**Data lines:**
>> BEGIN
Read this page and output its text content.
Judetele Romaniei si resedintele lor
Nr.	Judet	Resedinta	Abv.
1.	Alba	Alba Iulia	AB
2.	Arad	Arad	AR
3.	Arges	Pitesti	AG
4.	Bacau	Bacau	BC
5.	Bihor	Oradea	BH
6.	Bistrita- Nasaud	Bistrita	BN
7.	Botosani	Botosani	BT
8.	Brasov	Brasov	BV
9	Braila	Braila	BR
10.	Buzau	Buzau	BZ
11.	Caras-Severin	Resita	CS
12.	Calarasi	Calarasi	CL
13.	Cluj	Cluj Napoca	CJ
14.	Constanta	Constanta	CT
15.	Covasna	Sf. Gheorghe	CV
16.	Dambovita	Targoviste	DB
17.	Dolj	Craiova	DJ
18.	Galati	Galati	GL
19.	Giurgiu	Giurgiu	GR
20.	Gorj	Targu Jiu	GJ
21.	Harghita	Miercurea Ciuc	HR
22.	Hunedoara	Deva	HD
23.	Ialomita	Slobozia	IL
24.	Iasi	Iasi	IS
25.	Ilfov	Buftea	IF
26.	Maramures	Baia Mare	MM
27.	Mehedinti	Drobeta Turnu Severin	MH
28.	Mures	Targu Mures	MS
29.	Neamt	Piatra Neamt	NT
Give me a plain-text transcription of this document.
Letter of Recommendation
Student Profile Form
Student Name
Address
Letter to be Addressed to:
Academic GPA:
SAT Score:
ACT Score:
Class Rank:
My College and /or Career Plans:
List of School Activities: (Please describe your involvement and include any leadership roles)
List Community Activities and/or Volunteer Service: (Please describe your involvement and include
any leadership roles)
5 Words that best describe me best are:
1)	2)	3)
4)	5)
>> END
>> BEGIN
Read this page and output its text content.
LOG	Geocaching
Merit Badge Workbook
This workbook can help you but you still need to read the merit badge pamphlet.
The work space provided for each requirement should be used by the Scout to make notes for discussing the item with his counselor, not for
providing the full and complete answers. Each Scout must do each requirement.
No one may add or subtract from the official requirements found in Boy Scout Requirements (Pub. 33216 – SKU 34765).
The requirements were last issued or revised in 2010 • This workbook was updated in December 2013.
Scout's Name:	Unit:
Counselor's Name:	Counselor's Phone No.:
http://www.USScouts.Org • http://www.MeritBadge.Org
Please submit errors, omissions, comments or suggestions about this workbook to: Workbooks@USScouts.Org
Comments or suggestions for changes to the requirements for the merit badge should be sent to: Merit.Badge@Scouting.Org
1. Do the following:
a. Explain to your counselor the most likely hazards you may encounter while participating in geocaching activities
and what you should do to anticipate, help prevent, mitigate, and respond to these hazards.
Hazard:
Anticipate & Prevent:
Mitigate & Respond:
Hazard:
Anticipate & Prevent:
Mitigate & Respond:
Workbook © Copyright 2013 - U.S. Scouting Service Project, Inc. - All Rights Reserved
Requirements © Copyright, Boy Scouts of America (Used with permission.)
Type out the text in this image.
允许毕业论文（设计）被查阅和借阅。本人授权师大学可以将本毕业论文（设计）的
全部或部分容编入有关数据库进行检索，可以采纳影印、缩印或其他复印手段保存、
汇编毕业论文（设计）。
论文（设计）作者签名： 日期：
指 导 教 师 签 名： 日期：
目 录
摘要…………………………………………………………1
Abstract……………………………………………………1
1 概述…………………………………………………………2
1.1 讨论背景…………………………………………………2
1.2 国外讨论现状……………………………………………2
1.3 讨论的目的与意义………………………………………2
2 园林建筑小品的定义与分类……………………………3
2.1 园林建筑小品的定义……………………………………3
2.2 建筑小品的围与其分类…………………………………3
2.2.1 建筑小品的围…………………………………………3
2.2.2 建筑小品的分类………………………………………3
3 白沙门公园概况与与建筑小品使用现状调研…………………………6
>> END
**Exercise goal:** Write out every line from the entries where "suggestions" appears.

**Exercise output:**
Please submit errors, omissions, comments or suggestions about this workbook to: Workbooks@USScouts.Org
Comments or suggestions for changes to the requirements for the merit badge should be sent to: Merit.Badge@Scouting.Org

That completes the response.